▸ **WHAT TO WORK ON**: Go through the records and extract every line with the word "JSON".

Stored dataset items:
★ ★ ★ ★ ★ ★ ★

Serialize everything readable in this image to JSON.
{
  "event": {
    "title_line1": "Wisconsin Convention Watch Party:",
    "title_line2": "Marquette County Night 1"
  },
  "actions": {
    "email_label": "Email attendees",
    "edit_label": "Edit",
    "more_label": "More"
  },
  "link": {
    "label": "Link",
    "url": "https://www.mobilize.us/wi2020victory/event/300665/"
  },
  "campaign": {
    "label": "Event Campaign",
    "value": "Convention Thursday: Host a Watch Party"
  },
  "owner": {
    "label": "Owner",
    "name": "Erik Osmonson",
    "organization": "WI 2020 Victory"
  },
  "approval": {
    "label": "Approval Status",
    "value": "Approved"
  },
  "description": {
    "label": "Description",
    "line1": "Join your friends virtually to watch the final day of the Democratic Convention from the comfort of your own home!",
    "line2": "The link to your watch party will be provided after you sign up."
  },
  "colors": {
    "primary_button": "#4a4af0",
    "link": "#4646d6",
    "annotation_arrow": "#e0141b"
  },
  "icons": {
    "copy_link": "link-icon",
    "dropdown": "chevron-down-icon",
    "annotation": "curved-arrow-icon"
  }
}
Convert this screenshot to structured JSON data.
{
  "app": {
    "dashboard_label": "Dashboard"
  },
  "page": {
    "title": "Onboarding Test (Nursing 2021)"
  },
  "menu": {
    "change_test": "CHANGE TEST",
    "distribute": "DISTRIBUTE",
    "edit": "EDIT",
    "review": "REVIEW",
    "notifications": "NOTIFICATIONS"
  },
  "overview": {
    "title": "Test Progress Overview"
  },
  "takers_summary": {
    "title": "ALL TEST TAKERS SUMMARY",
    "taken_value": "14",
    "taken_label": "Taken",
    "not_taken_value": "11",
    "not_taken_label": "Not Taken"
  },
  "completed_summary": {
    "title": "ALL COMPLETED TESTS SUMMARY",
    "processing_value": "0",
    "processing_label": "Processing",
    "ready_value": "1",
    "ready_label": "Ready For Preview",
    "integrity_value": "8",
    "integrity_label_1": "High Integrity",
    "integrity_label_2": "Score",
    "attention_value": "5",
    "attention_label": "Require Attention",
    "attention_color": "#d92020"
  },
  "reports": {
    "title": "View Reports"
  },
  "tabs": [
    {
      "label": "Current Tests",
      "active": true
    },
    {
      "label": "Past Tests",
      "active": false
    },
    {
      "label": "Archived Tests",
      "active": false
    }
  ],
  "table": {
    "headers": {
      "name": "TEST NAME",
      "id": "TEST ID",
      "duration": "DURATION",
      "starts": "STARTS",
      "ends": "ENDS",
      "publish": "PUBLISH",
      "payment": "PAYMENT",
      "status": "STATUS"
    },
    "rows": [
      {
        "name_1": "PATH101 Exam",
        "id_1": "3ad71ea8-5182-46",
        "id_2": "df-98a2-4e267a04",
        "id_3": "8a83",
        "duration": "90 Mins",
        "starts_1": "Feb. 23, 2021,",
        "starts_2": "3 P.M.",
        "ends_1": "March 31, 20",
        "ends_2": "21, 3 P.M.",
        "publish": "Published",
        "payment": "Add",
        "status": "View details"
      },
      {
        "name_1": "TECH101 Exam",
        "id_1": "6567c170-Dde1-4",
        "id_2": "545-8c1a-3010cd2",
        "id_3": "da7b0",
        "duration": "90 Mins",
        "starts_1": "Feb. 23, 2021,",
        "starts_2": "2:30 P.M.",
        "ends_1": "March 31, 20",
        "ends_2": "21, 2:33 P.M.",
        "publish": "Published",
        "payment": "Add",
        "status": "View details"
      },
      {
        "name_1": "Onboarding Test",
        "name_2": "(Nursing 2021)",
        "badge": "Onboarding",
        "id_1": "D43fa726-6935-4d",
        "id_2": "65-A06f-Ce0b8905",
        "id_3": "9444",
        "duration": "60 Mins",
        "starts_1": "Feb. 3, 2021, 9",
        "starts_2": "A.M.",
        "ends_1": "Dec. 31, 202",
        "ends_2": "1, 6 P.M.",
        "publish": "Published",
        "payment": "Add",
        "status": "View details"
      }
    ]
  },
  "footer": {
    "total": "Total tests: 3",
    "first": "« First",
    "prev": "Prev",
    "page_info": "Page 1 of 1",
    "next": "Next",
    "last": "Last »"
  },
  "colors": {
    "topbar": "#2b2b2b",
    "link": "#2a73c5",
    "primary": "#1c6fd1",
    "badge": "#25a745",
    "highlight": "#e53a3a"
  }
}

★ ★ ★ ★ ★ ★ ★

▸ **THE SOLUTION**:
Serialize everything readable in this image to JSON.
Convert this screenshot to structured JSON data.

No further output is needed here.